Type the records out again in full, exactly.

(Stored data)
╔══

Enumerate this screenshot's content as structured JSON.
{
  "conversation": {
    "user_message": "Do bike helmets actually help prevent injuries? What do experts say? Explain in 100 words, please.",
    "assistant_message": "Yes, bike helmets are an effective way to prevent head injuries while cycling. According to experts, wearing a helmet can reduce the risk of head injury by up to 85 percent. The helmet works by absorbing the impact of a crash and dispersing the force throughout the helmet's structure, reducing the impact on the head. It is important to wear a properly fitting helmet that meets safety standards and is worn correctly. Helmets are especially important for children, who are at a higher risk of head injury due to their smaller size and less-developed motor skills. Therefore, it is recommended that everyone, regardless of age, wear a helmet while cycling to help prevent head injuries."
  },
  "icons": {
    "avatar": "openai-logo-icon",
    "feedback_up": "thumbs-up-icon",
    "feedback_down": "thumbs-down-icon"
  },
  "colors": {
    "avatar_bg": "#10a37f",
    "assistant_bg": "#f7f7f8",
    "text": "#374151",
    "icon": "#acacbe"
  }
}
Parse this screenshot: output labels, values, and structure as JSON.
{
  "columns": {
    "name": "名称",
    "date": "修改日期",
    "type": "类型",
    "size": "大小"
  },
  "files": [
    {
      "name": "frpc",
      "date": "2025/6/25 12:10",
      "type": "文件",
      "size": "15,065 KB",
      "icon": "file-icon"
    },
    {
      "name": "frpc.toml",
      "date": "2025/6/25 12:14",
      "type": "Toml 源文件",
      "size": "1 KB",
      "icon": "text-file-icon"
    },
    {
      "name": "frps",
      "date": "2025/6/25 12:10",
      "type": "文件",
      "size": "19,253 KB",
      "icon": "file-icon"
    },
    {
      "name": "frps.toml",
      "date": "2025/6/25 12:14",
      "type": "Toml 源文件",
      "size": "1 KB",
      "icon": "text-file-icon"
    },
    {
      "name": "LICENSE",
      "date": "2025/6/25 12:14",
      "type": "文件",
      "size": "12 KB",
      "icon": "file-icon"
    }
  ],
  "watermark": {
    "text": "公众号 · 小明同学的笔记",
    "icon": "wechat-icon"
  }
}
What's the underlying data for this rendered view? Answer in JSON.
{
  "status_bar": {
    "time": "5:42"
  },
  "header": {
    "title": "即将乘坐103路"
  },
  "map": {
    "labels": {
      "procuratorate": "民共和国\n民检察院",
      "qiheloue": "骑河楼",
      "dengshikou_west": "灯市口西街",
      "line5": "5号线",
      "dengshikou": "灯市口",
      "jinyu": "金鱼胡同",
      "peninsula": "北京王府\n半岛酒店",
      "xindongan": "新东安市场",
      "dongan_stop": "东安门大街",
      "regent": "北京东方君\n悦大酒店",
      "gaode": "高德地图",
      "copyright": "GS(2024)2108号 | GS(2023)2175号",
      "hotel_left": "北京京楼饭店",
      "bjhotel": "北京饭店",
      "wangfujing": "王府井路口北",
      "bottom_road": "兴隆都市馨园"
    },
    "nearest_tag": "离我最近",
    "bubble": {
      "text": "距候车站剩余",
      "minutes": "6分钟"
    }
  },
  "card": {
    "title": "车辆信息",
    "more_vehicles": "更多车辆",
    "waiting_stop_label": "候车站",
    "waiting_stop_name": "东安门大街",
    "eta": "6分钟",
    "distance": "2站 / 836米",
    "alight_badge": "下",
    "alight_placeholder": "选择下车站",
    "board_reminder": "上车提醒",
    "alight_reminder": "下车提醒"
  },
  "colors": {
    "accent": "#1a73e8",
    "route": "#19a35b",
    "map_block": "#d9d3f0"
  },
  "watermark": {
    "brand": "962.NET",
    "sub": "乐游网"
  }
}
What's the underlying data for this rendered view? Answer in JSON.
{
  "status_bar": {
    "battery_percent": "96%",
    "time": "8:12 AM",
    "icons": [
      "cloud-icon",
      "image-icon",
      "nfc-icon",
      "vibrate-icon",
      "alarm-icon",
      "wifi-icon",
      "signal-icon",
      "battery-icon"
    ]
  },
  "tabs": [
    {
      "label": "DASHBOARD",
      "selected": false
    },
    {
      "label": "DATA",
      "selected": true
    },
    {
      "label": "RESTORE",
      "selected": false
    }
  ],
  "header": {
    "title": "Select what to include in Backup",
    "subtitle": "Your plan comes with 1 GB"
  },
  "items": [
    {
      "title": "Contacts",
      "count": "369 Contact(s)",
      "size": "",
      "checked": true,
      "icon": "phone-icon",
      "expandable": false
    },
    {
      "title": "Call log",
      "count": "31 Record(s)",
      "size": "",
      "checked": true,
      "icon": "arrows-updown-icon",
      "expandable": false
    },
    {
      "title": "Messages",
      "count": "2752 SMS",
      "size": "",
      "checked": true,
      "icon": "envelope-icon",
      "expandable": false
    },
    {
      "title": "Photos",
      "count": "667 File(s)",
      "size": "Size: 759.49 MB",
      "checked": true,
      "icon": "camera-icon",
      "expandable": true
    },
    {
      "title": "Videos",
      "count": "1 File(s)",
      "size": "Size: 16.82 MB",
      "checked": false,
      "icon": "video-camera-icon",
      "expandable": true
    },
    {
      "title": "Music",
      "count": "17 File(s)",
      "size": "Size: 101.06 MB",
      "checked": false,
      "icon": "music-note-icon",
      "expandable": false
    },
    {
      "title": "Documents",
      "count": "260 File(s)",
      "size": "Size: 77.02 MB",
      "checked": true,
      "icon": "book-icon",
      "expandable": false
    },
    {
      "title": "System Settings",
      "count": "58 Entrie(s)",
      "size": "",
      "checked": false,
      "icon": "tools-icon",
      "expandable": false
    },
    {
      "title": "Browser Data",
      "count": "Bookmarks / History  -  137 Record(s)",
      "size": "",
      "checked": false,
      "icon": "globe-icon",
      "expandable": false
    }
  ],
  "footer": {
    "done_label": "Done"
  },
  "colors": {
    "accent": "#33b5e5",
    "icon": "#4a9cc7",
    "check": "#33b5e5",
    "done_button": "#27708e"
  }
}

╚══

- Response:
Enumerate this screenshot's content as structured JSON.
{
  "conversation": {
    "user_message": "Do bike helmets actually help prevent injuries? What do experts say? Explain in 100 words, please.",
    "assistant_message": "Yes, bike helmets are an effective way to prevent head injuries while cycling. According to experts, wearing a helmet can reduce the risk of head injury by up to 85 percent. The helmet works by absorbing the impact of a crash and dispersing the force throughout the helmet's structure, reducing the impact on the head. It is important to wear a properly fitting helmet that meets safety standards and is worn correctly. Helmets are especially important for children, who are at a higher risk of head injury due to their smaller size and less-developed motor skills. Therefore, it is recommended that everyone, regardless of age, wear a helmet while cycling to help prevent head injuries."
  },
  "icons": {
    "avatar": "openai-logo-icon",
    "feedback_up": "thumbs-up-icon",
    "feedback_down": "thumbs-down-icon"
  },
  "colors": {
    "avatar_bg": "#10a37f",
    "assistant_bg": "#f7f7f8",
    "text": "#374151",
    "icon": "#acacbe"
  }
}
Parse this screenshot: output labels, values, and structure as JSON.
{
  "columns": {
    "name": "名称",
    "date": "修改日期",
    "type": "类型",
    "size": "大小"
  },
  "files": [
    {
      "name": "frpc",
      "date": "2025/6/25 12:10",
      "type": "文件",
      "size": "15,065 KB",
      "icon": "file-icon"
    },
    {
      "name": "frpc.toml",
      "date": "2025/6/25 12:14",
      "type": "Toml 源文件",
      "size": "1 KB",
      "icon": "text-file-icon"
    },
    {
      "name": "frps",
      "date": "2025/6/25 12:10",
      "type": "文件",
      "size": "19,253 KB",
      "icon": "file-icon"
    },
    {
      "name": "frps.toml",
      "date": "2025/6/25 12:14",
      "type": "Toml 源文件",
      "size": "1 KB",
      "icon": "text-file-icon"
    },
    {
      "name": "LICENSE",
      "date": "2025/6/25 12:14",
      "type": "文件",
      "size": "12 KB",
      "icon": "file-icon"
    }
  ],
  "watermark": {
    "text": "公众号 · 小明同学的笔记",
    "icon": "wechat-icon"
  }
}
What's the underlying data for this rendered view? Answer in JSON.
{
  "status_bar": {
    "time": "5:42"
  },
  "header": {
    "title": "即将乘坐103路"
  },
  "map": {
    "labels": {
      "procuratorate": "民共和国\n民检察院",
      "qiheloue": "骑河楼",
      "dengshikou_west": "灯市口西街",
      "line5": "5号线",
      "dengshikou": "灯市口",
      "jinyu": "金鱼胡同",
      "peninsula": "北京王府\n半岛酒店",
      "xindongan": "新东安市场",
      "dongan_stop": "东安门大街",
      "regent": "北京东方君\n悦大酒店",
      "gaode": "高德地图",
      "copyright": "GS(2024)2108号 | GS(2023)2175号",
      "hotel_left": "北京京楼饭店",
      "bjhotel": "北京饭店",
      "wangfujing": "王府井路口北",
      "bottom_road": "兴隆都市馨园"
    },
    "nearest_tag": "离我最近",
    "bubble": {
      "text": "距候车站剩余",
      "minutes": "6分钟"
    }
  },
  "card": {
    "title": "车辆信息",
    "more_vehicles": "更多车辆",
    "waiting_stop_label": "候车站",
    "waiting_stop_name": "东安门大街",
    "eta": "6分钟",
    "distance": "2站 / 836米",
    "alight_badge": "下",
    "alight_placeholder": "选择下车站",
    "board_reminder": "上车提醒",
    "alight_reminder": "下车提醒"
  },
  "colors": {
    "accent": "#1a73e8",
    "route": "#19a35b",
    "map_block": "#d9d3f0"
  },
  "watermark": {
    "brand": "962.NET",
    "sub": "乐游网"
  }
}
What's the underlying data for this rendered view? Answer in JSON.
{
  "status_bar": {
    "battery_percent": "96%",
    "time": "8:12 AM",
    "icons": [
      "cloud-icon",
      "image-icon",
      "nfc-icon",
      "vibrate-icon",
      "alarm-icon",
      "wifi-icon",
      "signal-icon",
      "battery-icon"
    ]
  },
  "tabs": [
    {
      "label": "DASHBOARD",
      "selected": false
    },
    {
      "label": "DATA",
      "selected": true
    },
    {
      "label": "RESTORE",
      "selected": false
    }
  ],
  "header": {
    "title": "Select what to include in Backup",
    "subtitle": "Your plan comes with 1 GB"
  },
  "items": [
    {
      "title": "Contacts",
      "count": "369 Contact(s)",
      "size": "",
      "checked": true,
      "icon": "phone-icon",
      "expandable": false
    },
    {
      "title": "Call log",
      "count": "31 Record(s)",
      "size": "",
      "checked": true,
      "icon": "arrows-updown-icon",
      "expandable": false
    },
    {
      "title": "Messages",
      "count": "2752 SMS",
      "size": "",
      "checked": true,
      "icon": "envelope-icon",
      "expandable": false
    },
    {
      "title": "Photos",
      "count": "667 File(s)",
      "size": "Size: 759.49 MB",
      "checked": true,
      "icon": "camera-icon",
      "expandable": true
    },
    {
      "title": "Videos",
      "count": "1 File(s)",
      "size": "Size: 16.82 MB",
      "checked": false,
      "icon": "video-camera-icon",
      "expandable": true
    },
    {
      "title": "Music",
      "count": "17 File(s)",
      "size": "Size: 101.06 MB",
      "checked": false,
      "icon": "music-note-icon",
      "expandable": false
    },
    {
      "title": "Documents",
      "count": "260 File(s)",
      "size": "Size: 77.02 MB",
      "checked": true,
      "icon": "book-icon",
      "expandable": false
    },
    {
      "title": "System Settings",
      "count": "58 Entrie(s)",
      "size": "",
      "checked": false,
      "icon": "tools-icon",
      "expandable": false
    },
    {
      "title": "Browser Data",
      "count": "Bookmarks / History  -  137 Record(s)",
      "size": "",
      "checked": false,
      "icon": "globe-icon",
      "expandable": false
    }
  ],
  "footer": {
    "done_label": "Done"
  },
  "colors": {
    "accent": "#33b5e5",
    "icon": "#4a9cc7",
    "check": "#33b5e5",
    "done_button": "#27708e"
  }
}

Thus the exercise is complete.